__The problem__
Look through the data and write out every line with the word "substring" in it.

__Records supplied__
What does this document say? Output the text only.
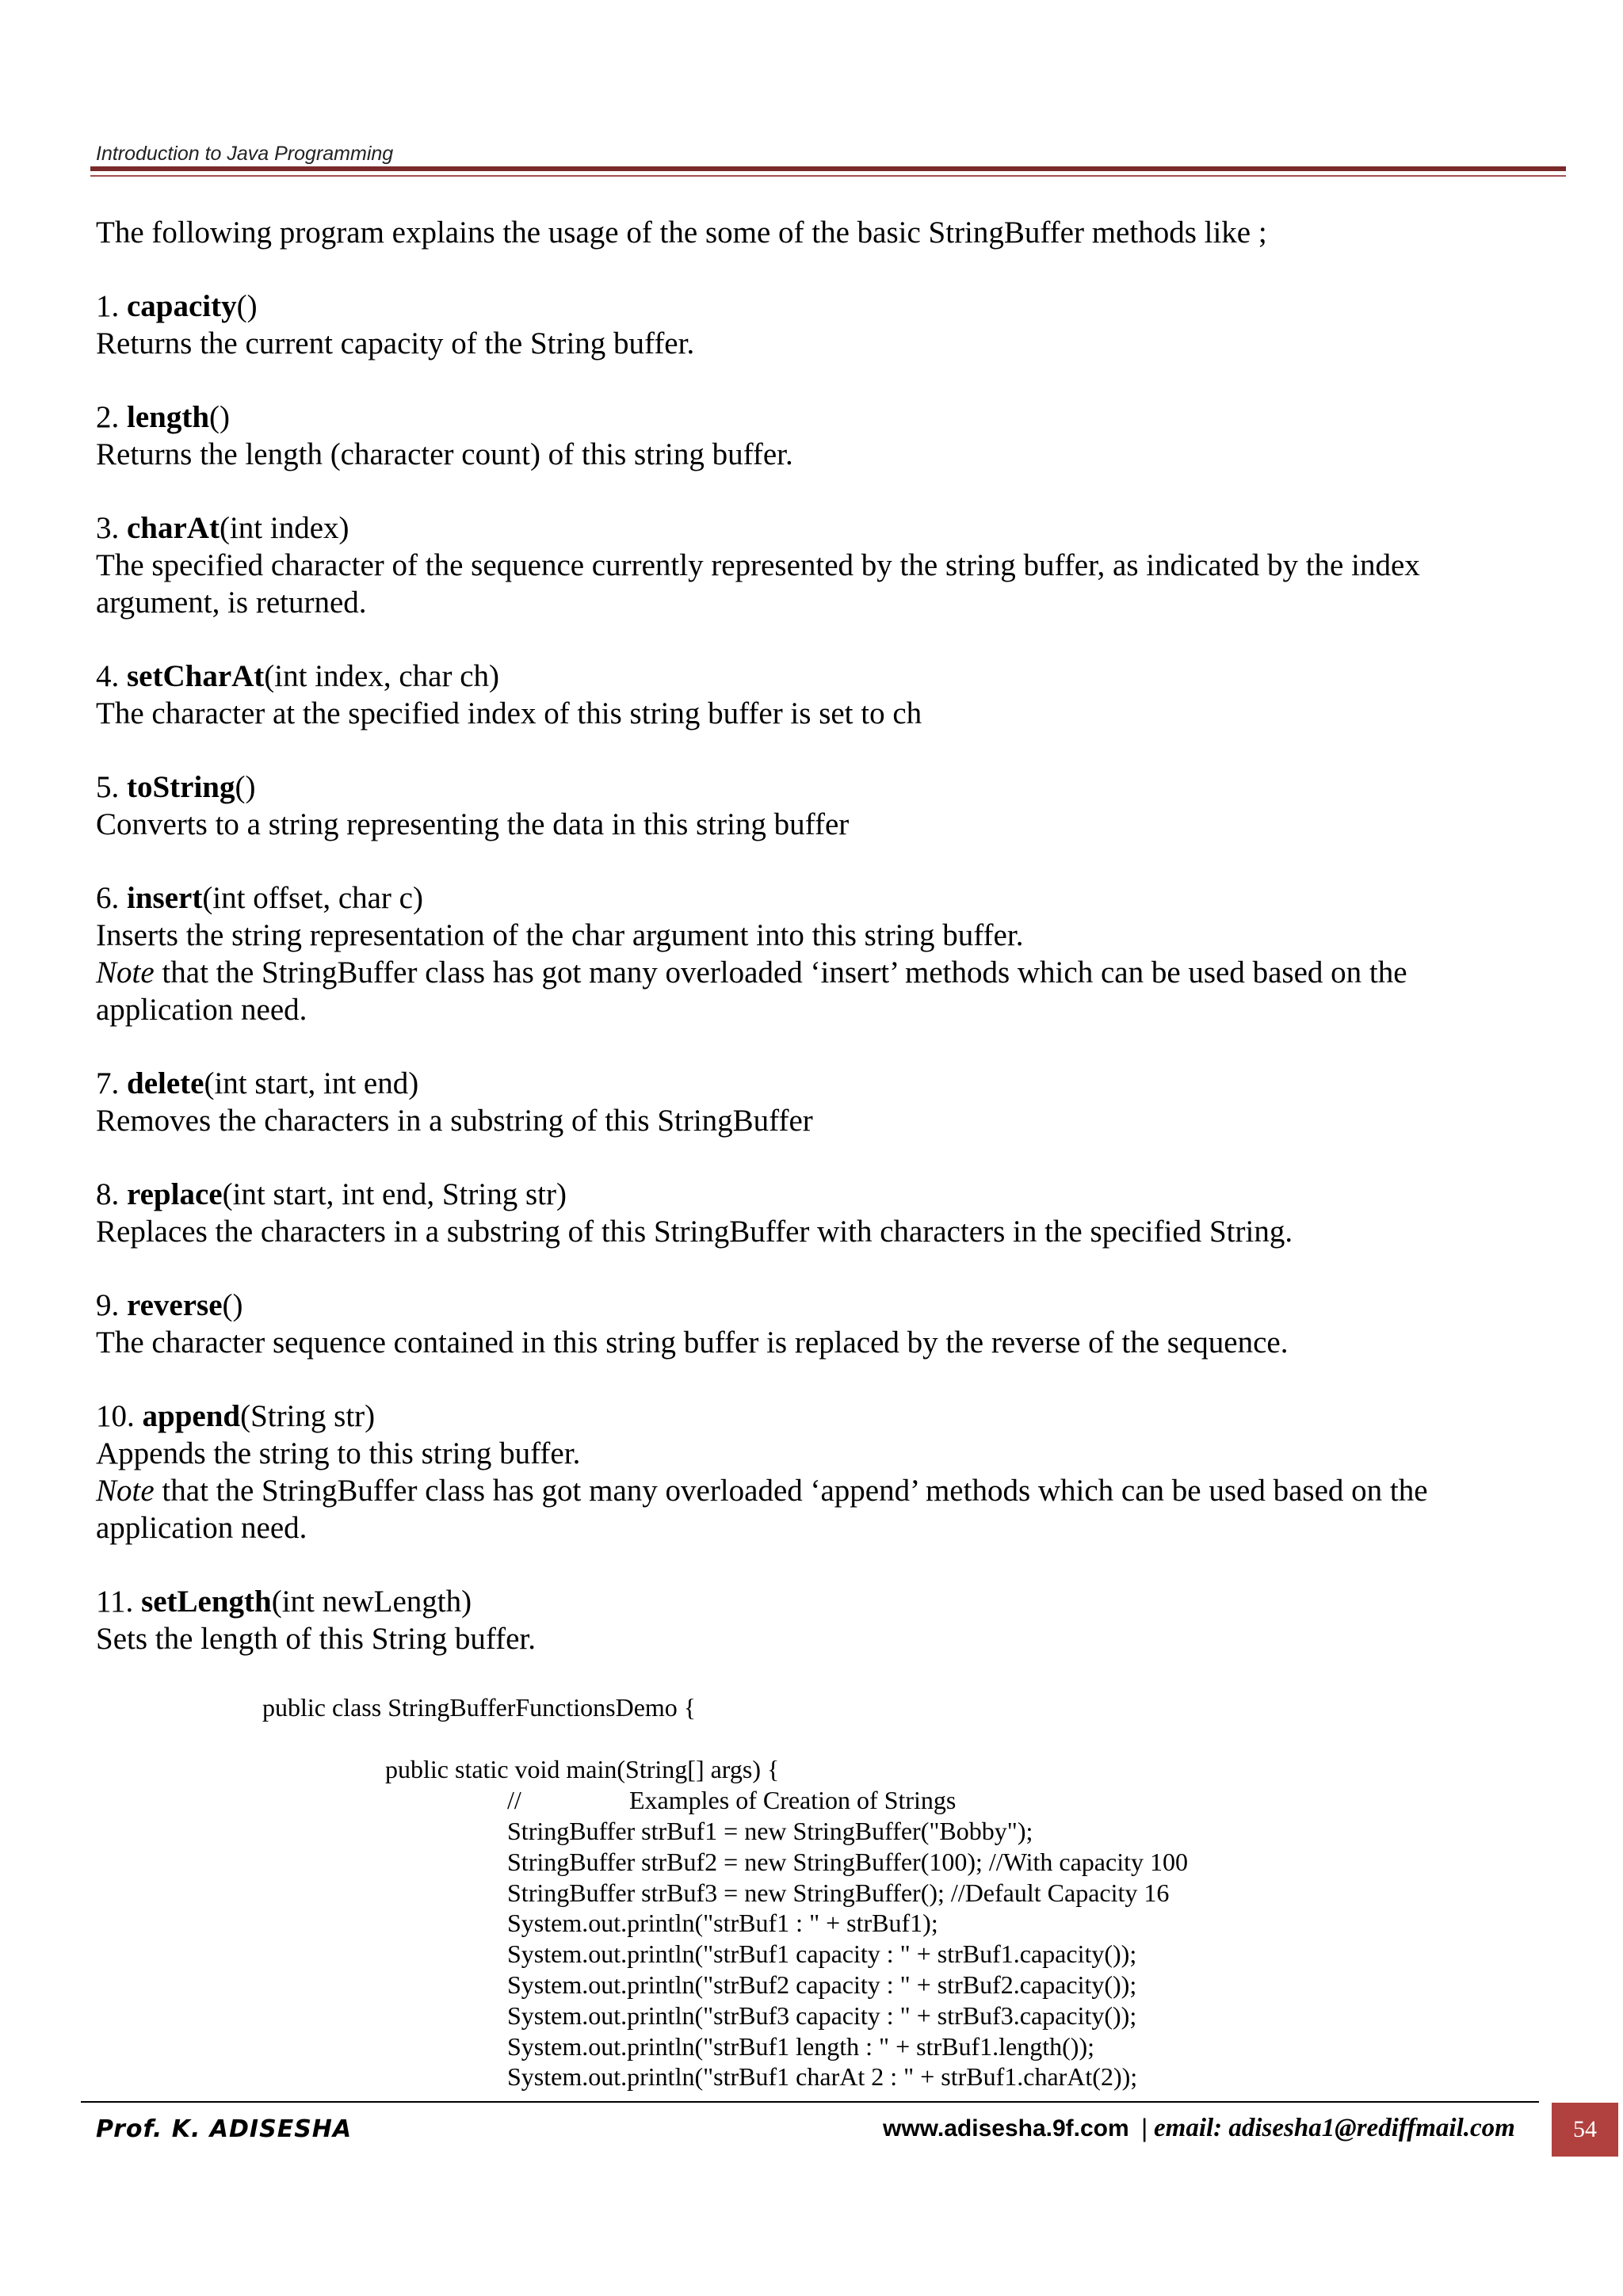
Introduction to Java Programming

The following program explains the usage of the some of the basic StringBuffer methods like ;

1. capacity()

Returns the current capacity of the String buffer.

2. length()

Returns the length (character count) of this string buffer.

3. charAt(int index)

The specified character of the sequence currently represented by the string buffer, as indicated by the index argument, is returned.

4. setCharAt(int index, char ch)

The character at the specified index of this string buffer is set to ch

5. toString()

Converts to a string representing the data in this string buffer

6. insert(int offset, char c)

Inserts the string representation of the char argument into this string buffer.

Note that the StringBuffer class has got many overloaded ‘insert’ methods which can be used based on the application need.

7. delete(int start, int end)

Removes the characters in a substring of this StringBuffer

8. replace(int start, int end, String str)

Replaces the characters in a substring of this StringBuffer with characters in the specified String.

9. reverse()

The character sequence contained in this string buffer is replaced by the reverse of the sequence.

10. append(String str)

Appends the string to this string buffer.

Note that the StringBuffer class has got many overloaded ‘append’ methods which can be used based on the application need.

11. setLength(int newLength)

Sets the length of this String buffer.

public class StringBufferFunctionsDemo {
public static void main(String[] args) {
//	Examples of Creation of Strings
StringBuffer strBuf1 = new StringBuffer("Bobby");
StringBuffer strBuf2 = new StringBuffer(100); //With capacity 100
StringBuffer strBuf3 = new StringBuffer(); //Default Capacity 16
System.out.println("strBuf1 : " + strBuf1);
System.out.println("strBuf1 capacity : " + strBuf1.capacity());
System.out.println("strBuf2 capacity : " + strBuf2.capacity());
System.out.println("strBuf3 capacity : " + strBuf3.capacity());
System.out.println("strBuf1 length : " + strBuf1.length());
System.out.println("strBuf1 charAt 2 : " + strBuf1.charAt(2));
Prof. K. ADISESHA	www.adisesha.9f.com | email: adisesha1@rediffmail.com 54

__The solution__
Removes the characters in a substring of this StringBuffer
Replaces the characters in a substring of this StringBuffer with characters in the specified String.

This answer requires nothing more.